_PROBLEM REQUIREMENTS:_ Transcribe the records in full, keeping every character as it is.

## start

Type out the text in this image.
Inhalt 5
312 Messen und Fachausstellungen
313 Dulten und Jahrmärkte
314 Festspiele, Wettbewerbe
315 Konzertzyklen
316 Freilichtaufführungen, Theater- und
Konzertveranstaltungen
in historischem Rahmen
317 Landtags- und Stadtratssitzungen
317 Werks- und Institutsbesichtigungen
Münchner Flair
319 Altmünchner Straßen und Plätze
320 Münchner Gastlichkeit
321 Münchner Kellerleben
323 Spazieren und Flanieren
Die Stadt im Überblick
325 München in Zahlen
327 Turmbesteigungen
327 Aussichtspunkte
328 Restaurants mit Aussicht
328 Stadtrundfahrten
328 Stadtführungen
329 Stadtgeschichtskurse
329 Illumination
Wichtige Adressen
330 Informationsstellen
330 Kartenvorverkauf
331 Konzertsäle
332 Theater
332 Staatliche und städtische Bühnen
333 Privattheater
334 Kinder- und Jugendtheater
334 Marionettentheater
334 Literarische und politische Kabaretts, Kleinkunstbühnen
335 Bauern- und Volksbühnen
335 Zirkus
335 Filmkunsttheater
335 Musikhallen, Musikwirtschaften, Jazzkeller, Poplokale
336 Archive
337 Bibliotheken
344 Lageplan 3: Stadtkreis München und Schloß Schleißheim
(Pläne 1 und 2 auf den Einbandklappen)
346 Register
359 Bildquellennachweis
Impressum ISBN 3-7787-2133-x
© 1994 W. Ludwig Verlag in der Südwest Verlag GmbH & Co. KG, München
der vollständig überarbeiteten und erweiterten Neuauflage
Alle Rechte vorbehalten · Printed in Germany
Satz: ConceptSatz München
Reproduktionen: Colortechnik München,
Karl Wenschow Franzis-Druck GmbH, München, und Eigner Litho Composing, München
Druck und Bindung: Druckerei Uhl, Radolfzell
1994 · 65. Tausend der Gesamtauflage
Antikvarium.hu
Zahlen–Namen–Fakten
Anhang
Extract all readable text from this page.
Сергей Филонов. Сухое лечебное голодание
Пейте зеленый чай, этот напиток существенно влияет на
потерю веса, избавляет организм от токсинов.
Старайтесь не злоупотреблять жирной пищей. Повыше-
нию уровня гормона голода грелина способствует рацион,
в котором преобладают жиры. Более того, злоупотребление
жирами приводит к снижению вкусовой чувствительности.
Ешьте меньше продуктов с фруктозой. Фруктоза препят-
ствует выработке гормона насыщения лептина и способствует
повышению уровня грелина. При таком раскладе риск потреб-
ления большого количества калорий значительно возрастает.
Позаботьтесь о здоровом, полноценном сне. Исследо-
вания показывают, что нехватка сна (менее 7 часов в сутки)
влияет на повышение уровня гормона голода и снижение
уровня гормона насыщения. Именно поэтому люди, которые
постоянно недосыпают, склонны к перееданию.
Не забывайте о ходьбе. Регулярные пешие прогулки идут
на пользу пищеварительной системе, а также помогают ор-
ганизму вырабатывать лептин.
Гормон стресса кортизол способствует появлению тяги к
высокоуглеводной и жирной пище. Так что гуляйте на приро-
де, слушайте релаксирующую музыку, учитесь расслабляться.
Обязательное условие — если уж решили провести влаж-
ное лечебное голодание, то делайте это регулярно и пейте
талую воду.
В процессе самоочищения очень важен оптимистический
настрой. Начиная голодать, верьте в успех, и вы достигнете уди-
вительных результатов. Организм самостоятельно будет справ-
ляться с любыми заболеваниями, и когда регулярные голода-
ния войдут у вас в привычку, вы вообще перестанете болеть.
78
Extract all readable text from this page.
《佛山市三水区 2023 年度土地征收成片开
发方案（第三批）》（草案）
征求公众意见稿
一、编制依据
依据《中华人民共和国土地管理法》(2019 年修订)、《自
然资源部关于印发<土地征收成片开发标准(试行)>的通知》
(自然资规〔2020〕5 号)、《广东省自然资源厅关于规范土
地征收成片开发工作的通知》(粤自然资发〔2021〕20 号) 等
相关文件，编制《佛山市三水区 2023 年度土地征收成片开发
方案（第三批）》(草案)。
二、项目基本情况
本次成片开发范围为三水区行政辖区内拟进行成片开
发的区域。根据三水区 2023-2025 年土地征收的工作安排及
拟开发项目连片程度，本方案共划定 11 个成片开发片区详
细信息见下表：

## end

_SOLUTION:_
Type out the text in this image.
Inhalt 5
312 Messen und Fachausstellungen
313 Dulten und Jahrmärkte
314 Festspiele, Wettbewerbe
315 Konzertzyklen
316 Freilichtaufführungen, Theater- und
Konzertveranstaltungen
in historischem Rahmen
317 Landtags- und Stadtratssitzungen
317 Werks- und Institutsbesichtigungen
Münchner Flair
319 Altmünchner Straßen und Plätze
320 Münchner Gastlichkeit
321 Münchner Kellerleben
323 Spazieren und Flanieren
Die Stadt im Überblick
325 München in Zahlen
327 Turmbesteigungen
327 Aussichtspunkte
328 Restaurants mit Aussicht
328 Stadtrundfahrten
328 Stadtführungen
329 Stadtgeschichtskurse
329 Illumination
Wichtige Adressen
330 Informationsstellen
330 Kartenvorverkauf
331 Konzertsäle
332 Theater
332 Staatliche und städtische Bühnen
333 Privattheater
334 Kinder- und Jugendtheater
334 Marionettentheater
334 Literarische und politische Kabaretts, Kleinkunstbühnen
335 Bauern- und Volksbühnen
335 Zirkus
335 Filmkunsttheater
335 Musikhallen, Musikwirtschaften, Jazzkeller, Poplokale
336 Archive
337 Bibliotheken
344 Lageplan 3: Stadtkreis München und Schloß Schleißheim
(Pläne 1 und 2 auf den Einbandklappen)
346 Register
359 Bildquellennachweis
Impressum ISBN 3-7787-2133-x
© 1994 W. Ludwig Verlag in der Südwest Verlag GmbH & Co. KG, München
der vollständig überarbeiteten und erweiterten Neuauflage
Alle Rechte vorbehalten · Printed in Germany
Satz: ConceptSatz München
Reproduktionen: Colortechnik München,
Karl Wenschow Franzis-Druck GmbH, München, und Eigner Litho Composing, München
Druck und Bindung: Druckerei Uhl, Radolfzell
1994 · 65. Tausend der Gesamtauflage
Antikvarium.hu
Zahlen–Namen–Fakten
Anhang
Extract all readable text from this page.
Сергей Филонов. Сухое лечебное голодание
Пейте зеленый чай, этот напиток существенно влияет на
потерю веса, избавляет организм от токсинов.
Старайтесь не злоупотреблять жирной пищей. Повыше-
нию уровня гормона голода грелина способствует рацион,
в котором преобладают жиры. Более того, злоупотребление
жирами приводит к снижению вкусовой чувствительности.
Ешьте меньше продуктов с фруктозой. Фруктоза препят-
ствует выработке гормона насыщения лептина и способствует
повышению уровня грелина. При таком раскладе риск потреб-
ления большого количества калорий значительно возрастает.
Позаботьтесь о здоровом, полноценном сне. Исследо-
вания показывают, что нехватка сна (менее 7 часов в сутки)
влияет на повышение уровня гормона голода и снижение
уровня гормона насыщения. Именно поэтому люди, которые
постоянно недосыпают, склонны к перееданию.
Не забывайте о ходьбе. Регулярные пешие прогулки идут
на пользу пищеварительной системе, а также помогают ор-
ганизму вырабатывать лептин.
Гормон стресса кортизол способствует появлению тяги к
высокоуглеводной и жирной пище. Так что гуляйте на приро-
де, слушайте релаксирующую музыку, учитесь расслабляться.
Обязательное условие — если уж решили провести влаж-
ное лечебное голодание, то делайте это регулярно и пейте
талую воду.
В процессе самоочищения очень важен оптимистический
настрой. Начиная голодать, верьте в успех, и вы достигнете уди-
вительных результатов. Организм самостоятельно будет справ-
ляться с любыми заболеваниями, и когда регулярные голода-
ния войдут у вас в привычку, вы вообще перестанете болеть.
78
Extract all readable text from this page.
《佛山市三水区 2023 年度土地征收成片开
发方案（第三批）》（草案）
征求公众意见稿
一、编制依据
依据《中华人民共和国土地管理法》(2019 年修订)、《自
然资源部关于印发<土地征收成片开发标准(试行)>的通知》
(自然资规〔2020〕5 号)、《广东省自然资源厅关于规范土
地征收成片开发工作的通知》(粤自然资发〔2021〕20 号) 等
相关文件，编制《佛山市三水区 2023 年度土地征收成片开发
方案（第三批）》(草案)。
二、项目基本情况
本次成片开发范围为三水区行政辖区内拟进行成片开
发的区域。根据三水区 2023-2025 年土地征收的工作安排及
拟开发项目连片程度，本方案共划定 11 个成片开发片区详
细信息见下表：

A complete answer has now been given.